▸ WHAT TO DO: Your task is to transcribe all of the data below exactly, omitting the images.

#### MATERIAL PROVIDED

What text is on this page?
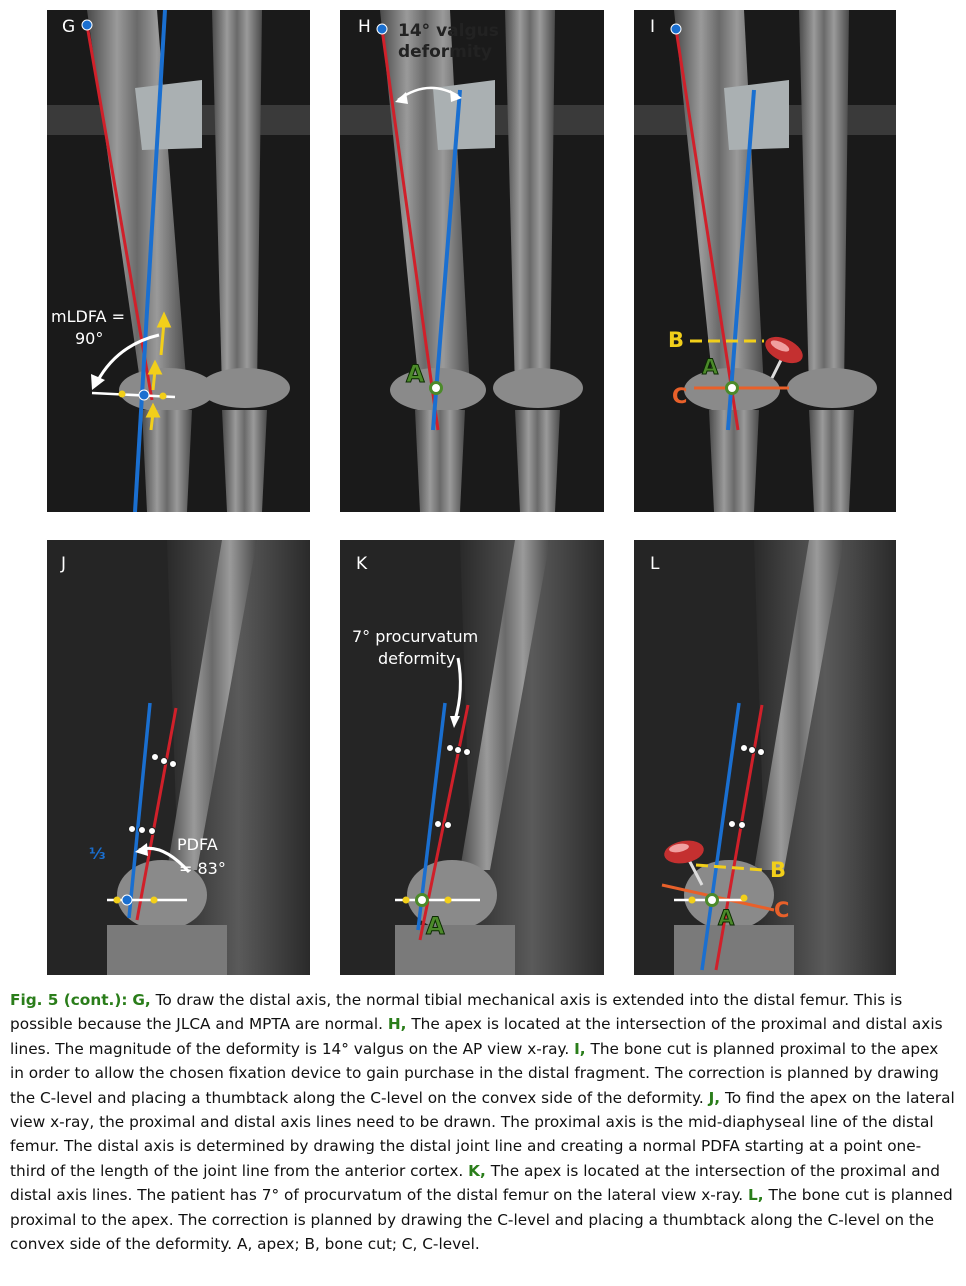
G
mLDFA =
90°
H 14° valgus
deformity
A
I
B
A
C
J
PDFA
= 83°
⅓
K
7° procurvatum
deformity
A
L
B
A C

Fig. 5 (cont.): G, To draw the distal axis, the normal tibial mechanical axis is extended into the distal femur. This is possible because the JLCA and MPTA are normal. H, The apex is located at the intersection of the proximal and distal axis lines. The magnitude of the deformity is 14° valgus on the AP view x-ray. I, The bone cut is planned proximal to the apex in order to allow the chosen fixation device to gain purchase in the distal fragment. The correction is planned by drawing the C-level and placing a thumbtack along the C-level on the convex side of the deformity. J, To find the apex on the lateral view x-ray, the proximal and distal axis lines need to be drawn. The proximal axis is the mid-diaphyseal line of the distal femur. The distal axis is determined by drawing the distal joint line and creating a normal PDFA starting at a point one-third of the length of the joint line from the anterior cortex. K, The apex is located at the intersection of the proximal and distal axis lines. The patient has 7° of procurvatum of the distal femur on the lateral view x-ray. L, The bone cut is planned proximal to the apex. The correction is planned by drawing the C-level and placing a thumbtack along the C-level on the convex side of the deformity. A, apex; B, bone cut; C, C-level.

########

▸ FINISHED ANSWER:
What text is on this page?
G
mLDFA =
90°
H 14° valgus
deformity
A
I
B
A
C
J
PDFA
= 83°
⅓
K
7° procurvatum
deformity
A
L
B
A C

Fig. 5 (cont.): G, To draw the distal axis, the normal tibial mechanical axis is extended into the distal femur. This is possible because the JLCA and MPTA are normal. H, The apex is located at the intersection of the proximal and distal axis lines. The magnitude of the deformity is 14° valgus on the AP view x-ray. I, The bone cut is planned proximal to the apex in order to allow the chosen fixation device to gain purchase in the distal fragment. The correction is planned by drawing the C-level and placing a thumbtack along the C-level on the convex side of the deformity. J, To find the apex on the lateral view x-ray, the proximal and distal axis lines need to be drawn. The proximal axis is the mid-diaphyseal line of the distal femur. The distal axis is determined by drawing the distal joint line and creating a normal PDFA starting at a point one-third of the length of the joint line from the anterior cortex. K, The apex is located at the intersection of the proximal and distal axis lines. The patient has 7° of procurvatum of the distal femur on the lateral view x-ray. L, The bone cut is planned proximal to the apex. The correction is planned by drawing the C-level and placing a thumbtack along the C-level on the convex side of the deformity. A, apex; B, bone cut; C, C-level.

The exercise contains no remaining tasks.